#### MATERIAL SHOWN ####

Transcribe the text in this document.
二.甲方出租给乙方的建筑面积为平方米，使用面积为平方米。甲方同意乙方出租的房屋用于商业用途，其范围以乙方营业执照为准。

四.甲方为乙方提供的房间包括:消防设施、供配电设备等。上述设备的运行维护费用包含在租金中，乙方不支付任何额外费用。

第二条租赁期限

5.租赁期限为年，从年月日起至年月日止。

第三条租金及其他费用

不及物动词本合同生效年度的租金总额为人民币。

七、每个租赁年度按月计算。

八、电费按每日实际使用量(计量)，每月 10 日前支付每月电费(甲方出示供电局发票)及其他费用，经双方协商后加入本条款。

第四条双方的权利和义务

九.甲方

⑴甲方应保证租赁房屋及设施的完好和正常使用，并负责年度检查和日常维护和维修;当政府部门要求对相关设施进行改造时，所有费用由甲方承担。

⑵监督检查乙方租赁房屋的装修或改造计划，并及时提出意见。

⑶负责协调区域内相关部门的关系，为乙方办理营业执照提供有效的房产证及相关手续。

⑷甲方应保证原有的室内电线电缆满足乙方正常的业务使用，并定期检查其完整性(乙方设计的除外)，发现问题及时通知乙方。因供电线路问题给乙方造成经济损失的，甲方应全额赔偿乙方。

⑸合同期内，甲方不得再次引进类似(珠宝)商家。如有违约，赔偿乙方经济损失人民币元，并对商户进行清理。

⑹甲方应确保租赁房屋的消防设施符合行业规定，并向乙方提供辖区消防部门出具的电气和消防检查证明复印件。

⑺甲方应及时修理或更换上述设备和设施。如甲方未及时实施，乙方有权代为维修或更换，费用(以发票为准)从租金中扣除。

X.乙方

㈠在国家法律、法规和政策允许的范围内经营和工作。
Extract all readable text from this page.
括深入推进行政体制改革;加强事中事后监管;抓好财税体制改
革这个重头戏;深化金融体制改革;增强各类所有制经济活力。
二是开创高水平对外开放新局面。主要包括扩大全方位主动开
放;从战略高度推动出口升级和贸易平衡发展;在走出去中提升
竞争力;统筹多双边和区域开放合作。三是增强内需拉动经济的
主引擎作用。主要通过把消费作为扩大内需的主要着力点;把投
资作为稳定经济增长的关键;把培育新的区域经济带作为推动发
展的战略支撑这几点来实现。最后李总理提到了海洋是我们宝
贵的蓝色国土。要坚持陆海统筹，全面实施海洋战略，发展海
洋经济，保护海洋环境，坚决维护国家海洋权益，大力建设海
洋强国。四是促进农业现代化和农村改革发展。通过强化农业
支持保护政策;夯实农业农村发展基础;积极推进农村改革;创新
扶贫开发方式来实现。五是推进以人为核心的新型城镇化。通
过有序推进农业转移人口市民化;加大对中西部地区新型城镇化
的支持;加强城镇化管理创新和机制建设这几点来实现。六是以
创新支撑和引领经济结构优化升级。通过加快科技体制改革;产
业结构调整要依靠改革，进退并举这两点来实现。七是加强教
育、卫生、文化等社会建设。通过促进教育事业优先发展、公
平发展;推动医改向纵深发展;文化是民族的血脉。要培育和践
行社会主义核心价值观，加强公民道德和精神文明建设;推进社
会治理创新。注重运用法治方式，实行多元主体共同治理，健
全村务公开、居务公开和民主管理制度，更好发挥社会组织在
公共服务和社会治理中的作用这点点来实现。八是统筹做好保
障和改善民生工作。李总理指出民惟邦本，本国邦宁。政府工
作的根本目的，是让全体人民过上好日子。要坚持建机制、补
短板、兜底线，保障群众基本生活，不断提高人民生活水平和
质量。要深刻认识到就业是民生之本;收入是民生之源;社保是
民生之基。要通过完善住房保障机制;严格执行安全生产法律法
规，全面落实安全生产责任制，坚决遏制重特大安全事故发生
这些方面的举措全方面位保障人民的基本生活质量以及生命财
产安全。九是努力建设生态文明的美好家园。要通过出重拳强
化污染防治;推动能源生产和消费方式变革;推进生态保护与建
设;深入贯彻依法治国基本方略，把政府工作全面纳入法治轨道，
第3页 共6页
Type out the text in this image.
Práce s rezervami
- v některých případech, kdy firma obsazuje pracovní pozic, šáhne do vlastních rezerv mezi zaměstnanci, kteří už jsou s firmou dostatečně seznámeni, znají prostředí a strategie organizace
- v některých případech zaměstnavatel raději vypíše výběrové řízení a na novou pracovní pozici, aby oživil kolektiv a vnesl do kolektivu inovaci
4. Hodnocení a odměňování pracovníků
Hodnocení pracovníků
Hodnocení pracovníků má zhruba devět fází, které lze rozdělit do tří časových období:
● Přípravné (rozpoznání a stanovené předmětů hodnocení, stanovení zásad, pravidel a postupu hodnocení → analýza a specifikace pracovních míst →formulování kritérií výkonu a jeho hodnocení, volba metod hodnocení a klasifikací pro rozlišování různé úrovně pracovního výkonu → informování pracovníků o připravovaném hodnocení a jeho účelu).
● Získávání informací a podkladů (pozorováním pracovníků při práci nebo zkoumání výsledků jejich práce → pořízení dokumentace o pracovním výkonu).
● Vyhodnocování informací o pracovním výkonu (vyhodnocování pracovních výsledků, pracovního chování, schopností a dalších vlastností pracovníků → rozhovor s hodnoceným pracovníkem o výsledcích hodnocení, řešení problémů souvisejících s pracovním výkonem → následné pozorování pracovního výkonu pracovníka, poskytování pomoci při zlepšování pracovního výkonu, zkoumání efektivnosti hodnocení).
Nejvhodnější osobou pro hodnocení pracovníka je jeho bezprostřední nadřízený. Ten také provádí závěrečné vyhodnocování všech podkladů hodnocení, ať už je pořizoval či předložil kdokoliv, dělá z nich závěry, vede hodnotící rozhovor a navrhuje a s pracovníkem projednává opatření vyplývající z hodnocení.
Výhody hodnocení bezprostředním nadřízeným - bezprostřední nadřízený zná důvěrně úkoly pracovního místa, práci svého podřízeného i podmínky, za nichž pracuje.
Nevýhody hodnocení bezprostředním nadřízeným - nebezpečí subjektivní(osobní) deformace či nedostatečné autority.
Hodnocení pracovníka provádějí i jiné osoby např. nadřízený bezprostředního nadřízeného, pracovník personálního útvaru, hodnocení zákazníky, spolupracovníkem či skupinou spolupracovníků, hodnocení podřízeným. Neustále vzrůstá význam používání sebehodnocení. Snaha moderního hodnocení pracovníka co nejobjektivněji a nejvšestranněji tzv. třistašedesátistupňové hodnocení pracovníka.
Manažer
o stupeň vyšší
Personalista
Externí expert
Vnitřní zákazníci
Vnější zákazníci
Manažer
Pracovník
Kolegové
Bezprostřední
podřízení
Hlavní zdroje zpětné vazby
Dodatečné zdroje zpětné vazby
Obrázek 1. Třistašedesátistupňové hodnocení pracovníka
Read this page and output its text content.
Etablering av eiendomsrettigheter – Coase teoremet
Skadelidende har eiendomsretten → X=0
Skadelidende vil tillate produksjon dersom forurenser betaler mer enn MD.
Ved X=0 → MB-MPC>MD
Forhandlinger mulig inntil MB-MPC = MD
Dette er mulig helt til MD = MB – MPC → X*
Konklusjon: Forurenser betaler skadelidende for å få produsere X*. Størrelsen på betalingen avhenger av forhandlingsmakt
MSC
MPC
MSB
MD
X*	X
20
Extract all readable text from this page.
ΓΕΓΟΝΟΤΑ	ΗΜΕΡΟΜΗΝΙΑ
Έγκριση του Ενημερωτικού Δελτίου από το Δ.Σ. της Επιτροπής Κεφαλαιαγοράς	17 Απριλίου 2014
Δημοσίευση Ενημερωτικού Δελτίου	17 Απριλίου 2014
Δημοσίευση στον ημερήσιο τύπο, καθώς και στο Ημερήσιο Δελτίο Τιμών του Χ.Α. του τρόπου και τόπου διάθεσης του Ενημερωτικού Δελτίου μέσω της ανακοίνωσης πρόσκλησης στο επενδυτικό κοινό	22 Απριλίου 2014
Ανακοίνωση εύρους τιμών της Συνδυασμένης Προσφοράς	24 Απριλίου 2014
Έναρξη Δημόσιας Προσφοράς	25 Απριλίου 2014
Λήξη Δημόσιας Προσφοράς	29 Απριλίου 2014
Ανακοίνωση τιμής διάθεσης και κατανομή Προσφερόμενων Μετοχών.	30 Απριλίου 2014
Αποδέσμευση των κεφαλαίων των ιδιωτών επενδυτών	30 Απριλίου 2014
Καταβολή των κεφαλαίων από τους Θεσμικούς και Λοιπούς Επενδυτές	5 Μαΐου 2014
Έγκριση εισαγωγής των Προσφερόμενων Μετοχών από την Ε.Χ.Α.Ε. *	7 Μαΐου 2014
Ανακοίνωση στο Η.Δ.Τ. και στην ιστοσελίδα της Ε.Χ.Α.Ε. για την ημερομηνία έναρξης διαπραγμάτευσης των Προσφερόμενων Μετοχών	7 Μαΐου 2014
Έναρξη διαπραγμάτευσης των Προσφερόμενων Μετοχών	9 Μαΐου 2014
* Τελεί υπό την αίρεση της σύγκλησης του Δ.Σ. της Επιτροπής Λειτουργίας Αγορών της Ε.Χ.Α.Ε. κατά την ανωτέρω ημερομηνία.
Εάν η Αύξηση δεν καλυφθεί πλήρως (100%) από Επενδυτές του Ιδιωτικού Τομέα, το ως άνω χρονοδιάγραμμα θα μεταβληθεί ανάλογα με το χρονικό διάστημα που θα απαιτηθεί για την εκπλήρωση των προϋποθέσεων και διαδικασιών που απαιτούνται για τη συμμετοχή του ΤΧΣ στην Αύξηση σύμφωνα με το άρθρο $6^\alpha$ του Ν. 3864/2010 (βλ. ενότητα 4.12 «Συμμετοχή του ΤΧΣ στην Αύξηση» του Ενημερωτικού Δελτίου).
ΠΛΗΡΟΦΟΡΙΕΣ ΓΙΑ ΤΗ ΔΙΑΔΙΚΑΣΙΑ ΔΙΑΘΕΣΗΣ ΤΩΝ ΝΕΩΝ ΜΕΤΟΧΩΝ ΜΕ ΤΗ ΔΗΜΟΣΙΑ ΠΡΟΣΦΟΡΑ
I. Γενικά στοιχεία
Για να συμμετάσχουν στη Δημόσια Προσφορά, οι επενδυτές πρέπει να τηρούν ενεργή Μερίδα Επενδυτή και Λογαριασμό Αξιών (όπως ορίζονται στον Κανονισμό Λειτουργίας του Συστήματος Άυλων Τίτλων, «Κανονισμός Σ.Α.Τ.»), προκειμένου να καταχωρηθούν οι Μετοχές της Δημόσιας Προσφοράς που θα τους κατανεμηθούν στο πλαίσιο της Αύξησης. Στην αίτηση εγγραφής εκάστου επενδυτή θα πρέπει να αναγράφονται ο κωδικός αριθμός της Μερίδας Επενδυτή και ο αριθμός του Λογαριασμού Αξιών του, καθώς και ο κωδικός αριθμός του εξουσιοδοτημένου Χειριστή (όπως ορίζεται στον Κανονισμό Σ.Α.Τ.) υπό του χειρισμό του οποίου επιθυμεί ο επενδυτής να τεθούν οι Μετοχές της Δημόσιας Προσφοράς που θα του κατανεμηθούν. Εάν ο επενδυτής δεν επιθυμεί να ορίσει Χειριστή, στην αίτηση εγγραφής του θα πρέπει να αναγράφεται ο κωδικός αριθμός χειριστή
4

####

(DIRECTION)
How many of the listing's lines contain "bezprostředním"? Respond with a single number and nothing else.

(WORKED ANSWER)
2